→ DATASET
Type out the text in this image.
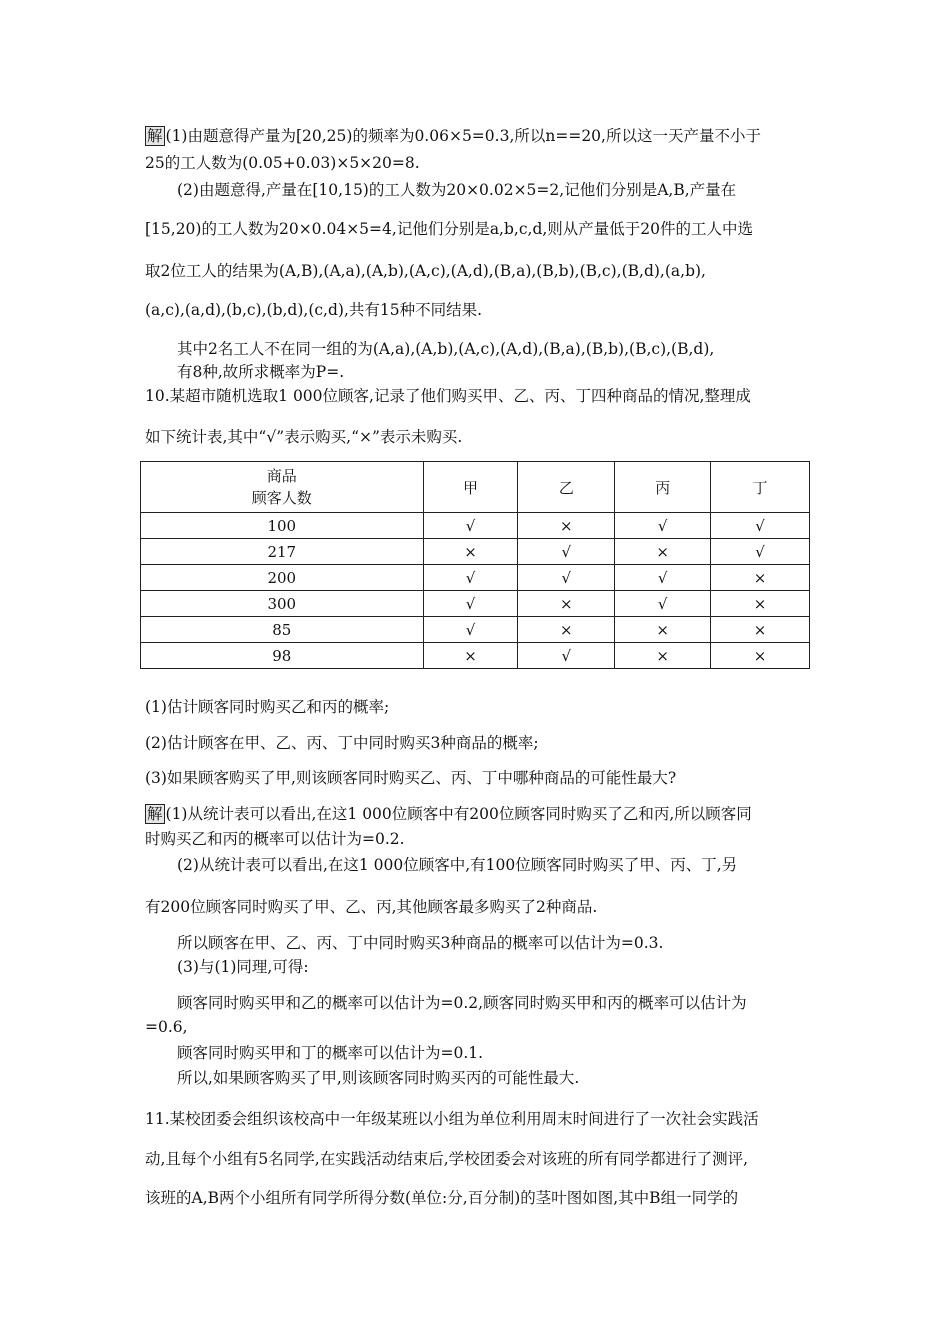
解 (1)由题意得产量为[20,25)的频率为0.06×5=0.3,所以n==20,所以这一天产量不小于
25的工人数为(0.05+0.03)×5×20=8.
(2)由题意得,产量在[10,15)的工人数为20×0.02×5=2,记他们分别是A,B,产量在
[15,20)的工人数为20×0.04×5=4,记他们分别是a,b,c,d,则从产量低于20件的工人中选
取2位工人的结果为(A,B),(A,a),(A,b),(A,c),(A,d),(B,a),(B,b),(B,c),(B,d),(a,b),
(a,c),(a,d),(b,c),(b,d),(c,d),共有15种不同结果.
其中2名工人不在同一组的为(A,a),(A,b),(A,c),(A,d),(B,a),(B,b),(B,c),(B,d),
有8种,故所求概率为P=.
10.某超市随机选取1 000位顾客,记录了他们购买甲、乙、丙、丁四种商品的情况,整理成
如下统计表,其中“√”表示购买,“×”表示未购买.
商品
顾客人数	甲	乙	丙	丁
100	√	×	√	√
217	×	√	×	√
200	√	√	√	×
300	√	×	√	×
85	√	×	×	×
98	×	√	×	×
(1)估计顾客同时购买乙和丙的概率;
(2)估计顾客在甲、乙、丙、丁中同时购买3种商品的概率;
(3)如果顾客购买了甲,则该顾客同时购买乙、丙、丁中哪种商品的可能性最大?
解 (1)从统计表可以看出,在这1 000位顾客中有200位顾客同时购买了乙和丙,所以顾客同
时购买乙和丙的概率可以估计为=0.2.
(2)从统计表可以看出,在这1 000位顾客中,有100位顾客同时购买了甲、丙、丁,另
有200位顾客同时购买了甲、乙、丙,其他顾客最多购买了2种商品.
所以顾客在甲、乙、丙、丁中同时购买3种商品的概率可以估计为=0.3.
(3)与(1)同理,可得:
顾客同时购买甲和乙的概率可以估计为=0.2,顾客同时购买甲和丙的概率可以估计为
=0.6,
顾客同时购买甲和丁的概率可以估计为=0.1.
所以,如果顾客购买了甲,则该顾客同时购买丙的可能性最大.
11.某校团委会组织该校高中一年级某班以小组为单位利用周末时间进行了一次社会实践活
动,且每个小组有5名同学,在实践活动结束后,学校团委会对该班的所有同学都进行了测评,
该班的A,B两个小组所有同学所得分数(单位:分,百分制)的茎叶图如图,其中B组一同学的
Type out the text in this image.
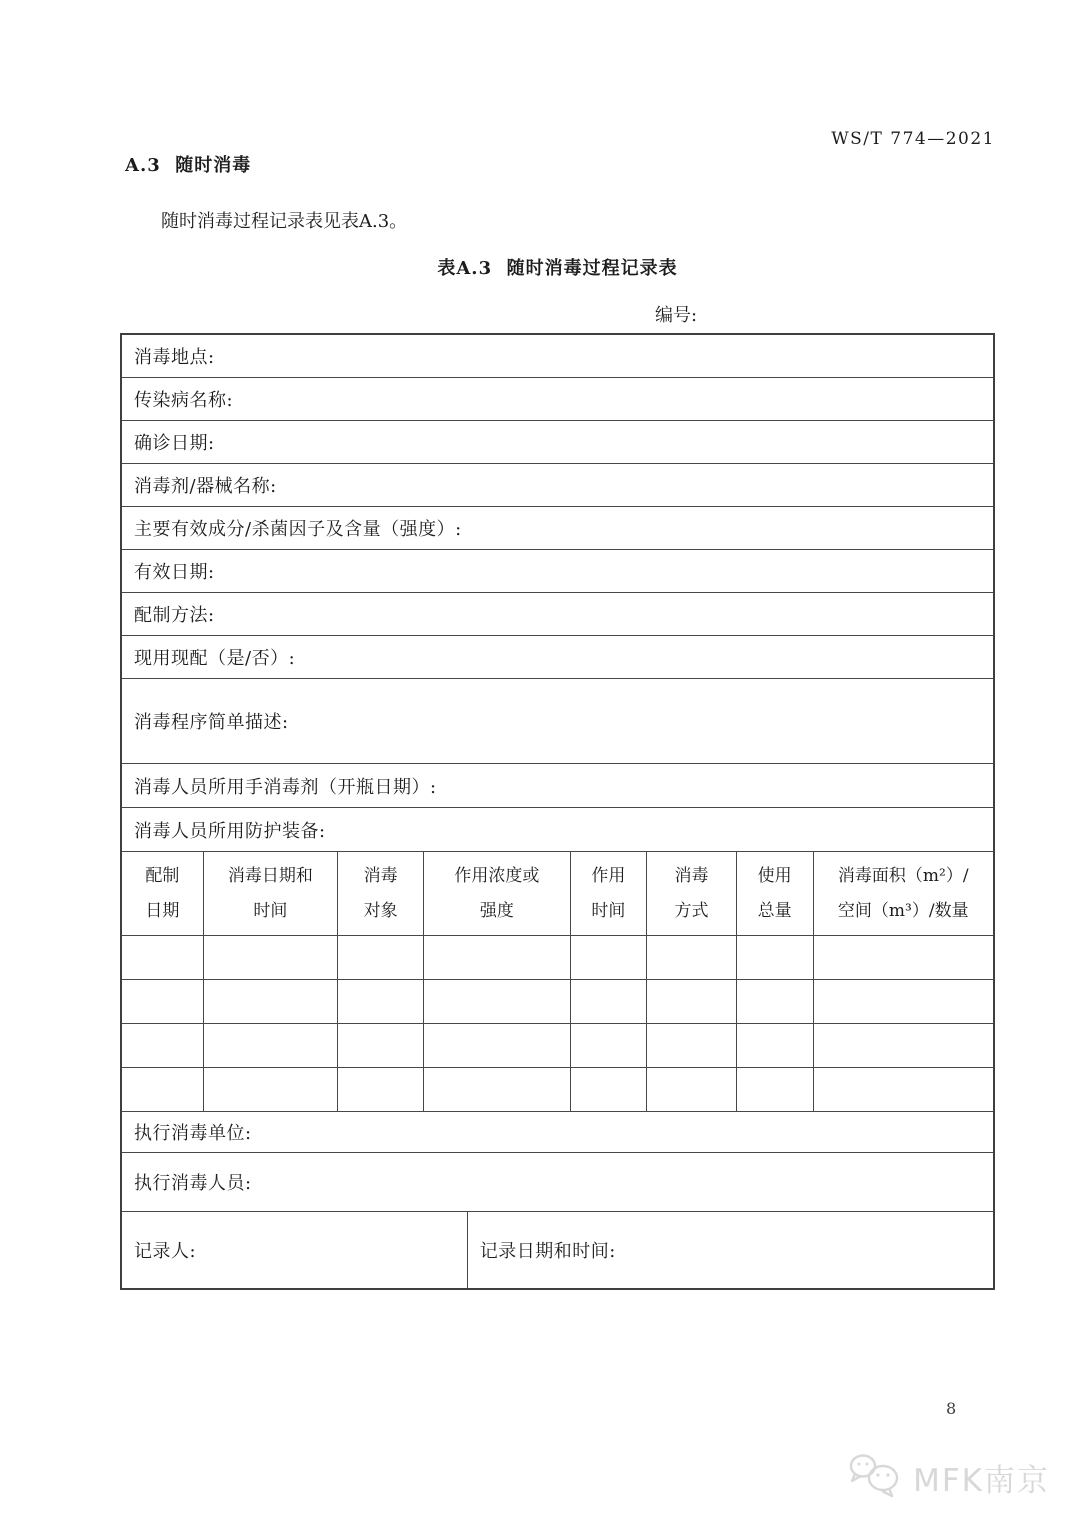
WS/T 774—2021
A.3  随时消毒
随时消毒过程记录表见表A.3。
表A.3  随时消毒过程记录表
编号:
消毒地点:
传染病名称:
确诊日期:
消毒剂/器械名称:
主要有效成分/杀菌因子及含量（强度）:
有效日期:
配制方法:
现用现配（是/否）:
消毒程序简单描述:
消毒人员所用手消毒剂（开瓶日期）:
消毒人员所用防护装备:
配制
日期
消毒日期和
时间
消毒
对象
作用浓度或
强度
作用
时间
消毒
方式
使用
总量
消毒面积（m²）/
空间（m³）/数量
执行消毒单位:
执行消毒人员:
记录人:	记录日期和时间:
8
MFK南京
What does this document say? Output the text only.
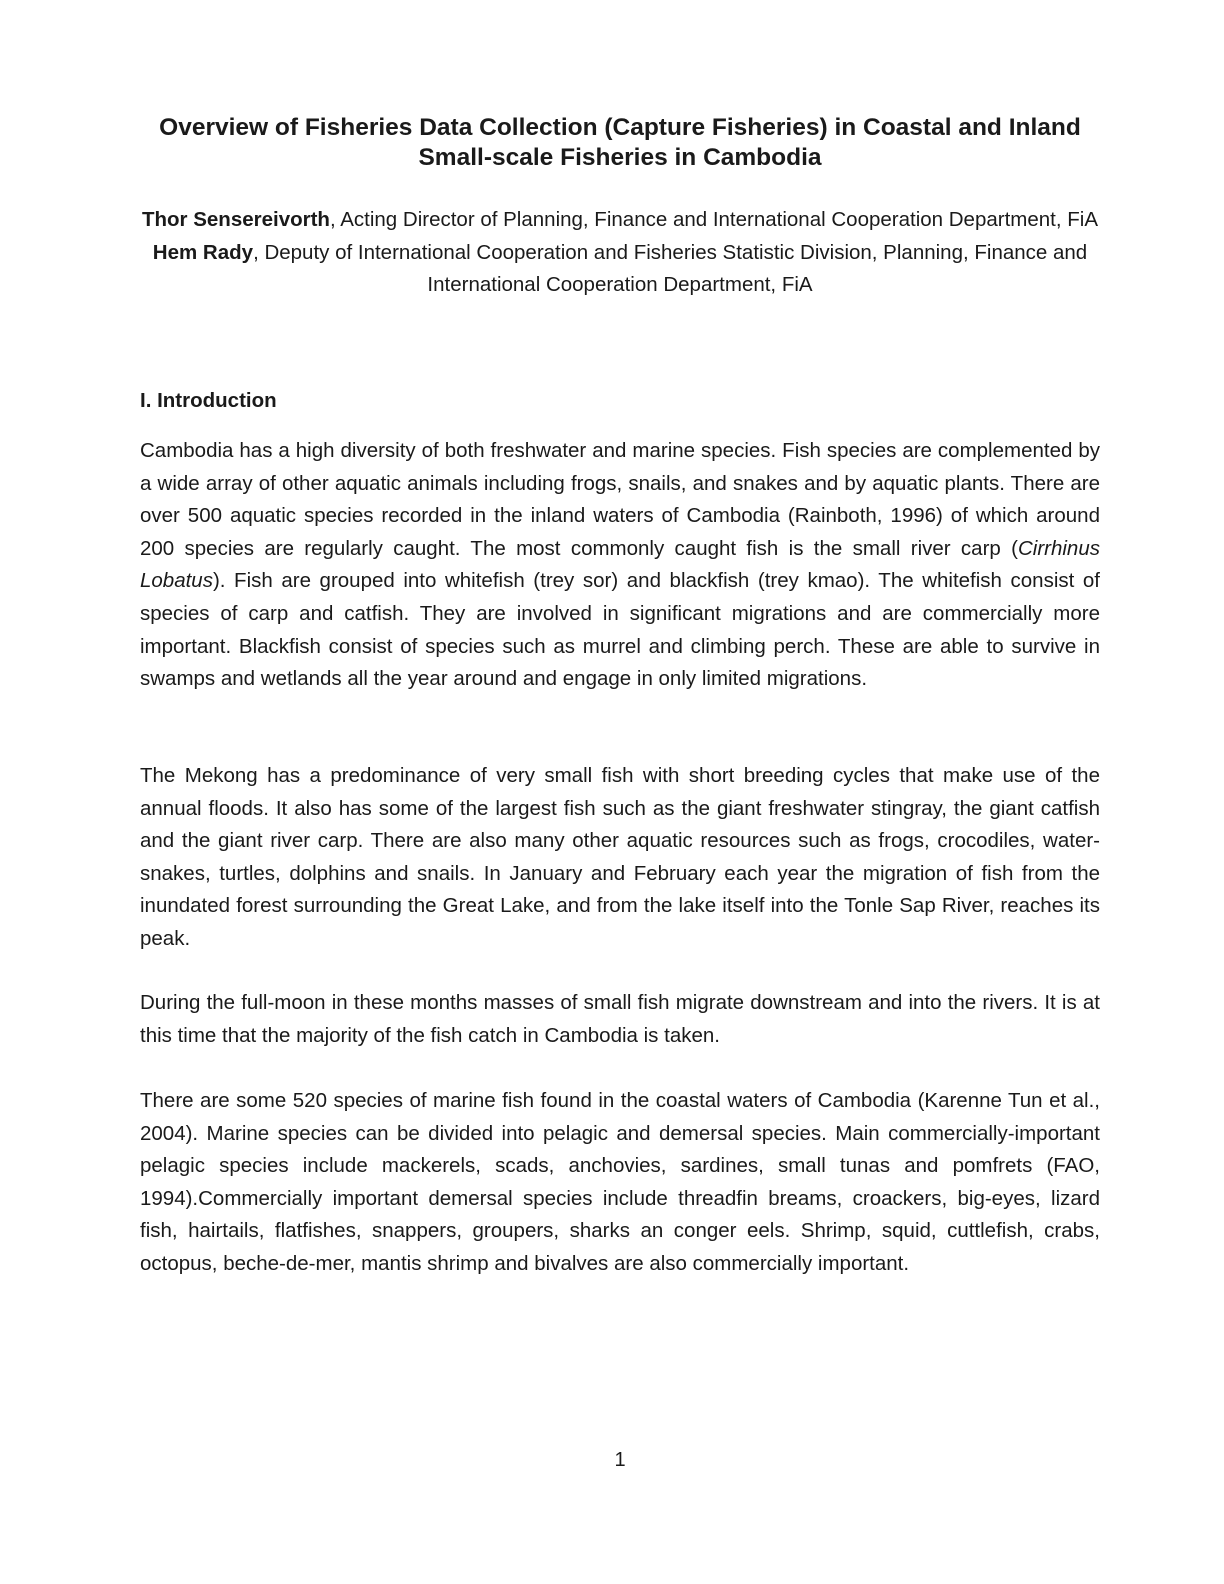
Overview of Fisheries Data Collection (Capture Fisheries) in Coastal and Inland Small-scale Fisheries in Cambodia

Thor Sensereivorth, Acting Director of Planning, Finance and International Cooperation Department, FiA

Hem Rady, Deputy of International Cooperation and Fisheries Statistic Division, Planning, Finance and International Cooperation Department, FiA

I. Introduction

Cambodia has a high diversity of both freshwater and marine species. Fish species are complemented by a wide array of other aquatic animals including frogs, snails, and snakes and by aquatic plants. There are over 500 aquatic species recorded in the inland waters of Cambodia (Rainboth, 1996) of which around 200 species are regularly caught. The most commonly caught fish is the small river carp (Cirrhinus Lobatus). Fish are grouped into whitefish (trey sor) and blackfish (trey kmao). The whitefish consist of species of carp and catfish. They are involved in significant migrations and are commercially more important. Blackfish consist of species such as murrel and climbing perch. These are able to survive in swamps and wetlands all the year around and engage in only limited migrations.

The Mekong has a predominance of very small fish with short breeding cycles that make use of the annual floods. It also has some of the largest fish such as the giant freshwater stingray, the giant catfish and the giant river carp. There are also many other aquatic resources such as frogs, crocodiles, water-snakes, turtles, dolphins and snails. In January and February each year the migration of fish from the inundated forest surrounding the Great Lake, and from the lake itself into the Tonle Sap River, reaches its peak.

During the full-moon in these months masses of small fish migrate downstream and into the rivers. It is at this time that the majority of the fish catch in Cambodia is taken.

There are some 520 species of marine fish found in the coastal waters of Cambodia (Karenne Tun et al., 2004). Marine species can be divided into pelagic and demersal species. Main commercially-important pelagic species include mackerels, scads, anchovies, sardines, small tunas and pomfrets (FAO, 1994).Commercially important demersal species include threadfin breams, croackers, big-eyes, lizard fish, hairtails, flatfishes, snappers, groupers, sharks an conger eels. Shrimp, squid, cuttlefish, crabs, octopus, beche-de-mer, mantis shrimp and bivalves are also commercially important.

1
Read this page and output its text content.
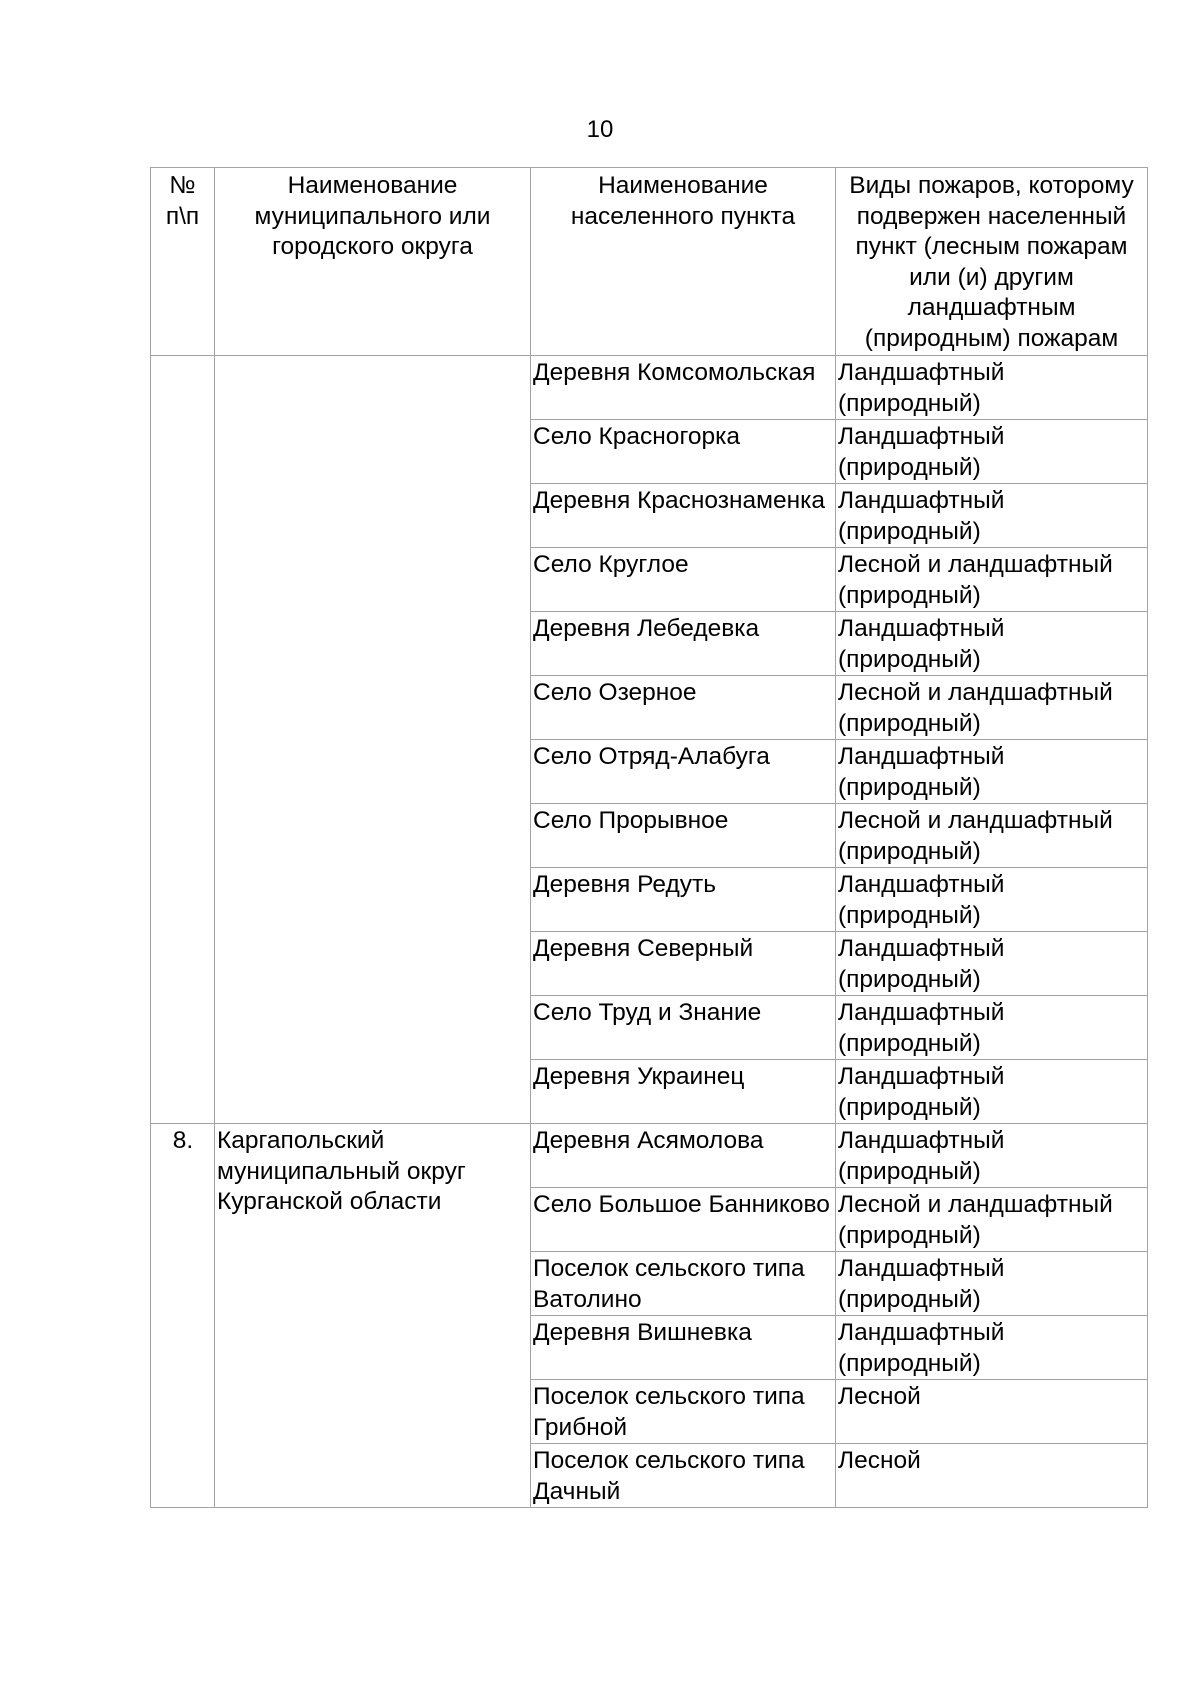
10
№ п\п	Наименование муниципального или городского округа	Наименование населенного пункта	Виды пожаров, которому подвержен населенный пункт (лесным пожарам или (и) другим ландшафтным (природным) пожарам
		Деревня Комсомольская	Ландшафтный (природный)
		Село Красногорка	Ландшафтный (природный)
		Деревня Краснознаменка	Ландшафтный (природный)
		Село Круглое	Лесной и ландшафтный (природный)
		Деревня Лебедевка	Ландшафтный (природный)
		Село Озерное	Лесной и ландшафтный (природный)
		Село Отряд-Алабуга	Ландшафтный (природный)
		Село Прорывное	Лесной и ландшафтный (природный)
		Деревня Редуть	Ландшафтный (природный)
		Деревня Северный	Ландшафтный (природный)
		Село Труд и Знание	Ландшафтный (природный)
		Деревня Украинец	Ландшафтный (природный)
8.	Каргапольский муниципальный округ Курганской области	Деревня Асямолова	Ландшафтный (природный)
		Село Большое Банниково	Лесной и ландшафтный (природный)
		Поселок сельского типа Ватолино	Ландшафтный (природный)
		Деревня Вишневка	Ландшафтный (природный)
		Поселок сельского типа Грибной	Лесной
		Поселок сельского типа Дачный	Лесной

→ EXERCISE REQUIREMENTS
Repeat exactly the lines from the one holding "Read this page and output its text content." through the last line of the entries, both included; the pictures do not belong in the copy.

→ TASK RESPONSE
Read this page and output its text content.
10
№ п\п	Наименование муниципального или городского округа	Наименование населенного пункта	Виды пожаров, которому подвержен населенный пункт (лесным пожарам или (и) другим ландшафтным (природным) пожарам
		Деревня Комсомольская	Ландшафтный (природный)
		Село Красногорка	Ландшафтный (природный)
		Деревня Краснознаменка	Ландшафтный (природный)
		Село Круглое	Лесной и ландшафтный (природный)
		Деревня Лебедевка	Ландшафтный (природный)
		Село Озерное	Лесной и ландшафтный (природный)
		Село Отряд-Алабуга	Ландшафтный (природный)
		Село Прорывное	Лесной и ландшафтный (природный)
		Деревня Редуть	Ландшафтный (природный)
		Деревня Северный	Ландшафтный (природный)
		Село Труд и Знание	Ландшафтный (природный)
		Деревня Украинец	Ландшафтный (природный)
8.	Каргапольский муниципальный округ Курганской области	Деревня Асямолова	Ландшафтный (природный)
		Село Большое Банниково	Лесной и ландшафтный (природный)
		Поселок сельского типа Ватолино	Ландшафтный (природный)
		Деревня Вишневка	Ландшафтный (природный)
		Поселок сельского типа Грибной	Лесной
		Поселок сельского типа Дачный	Лесной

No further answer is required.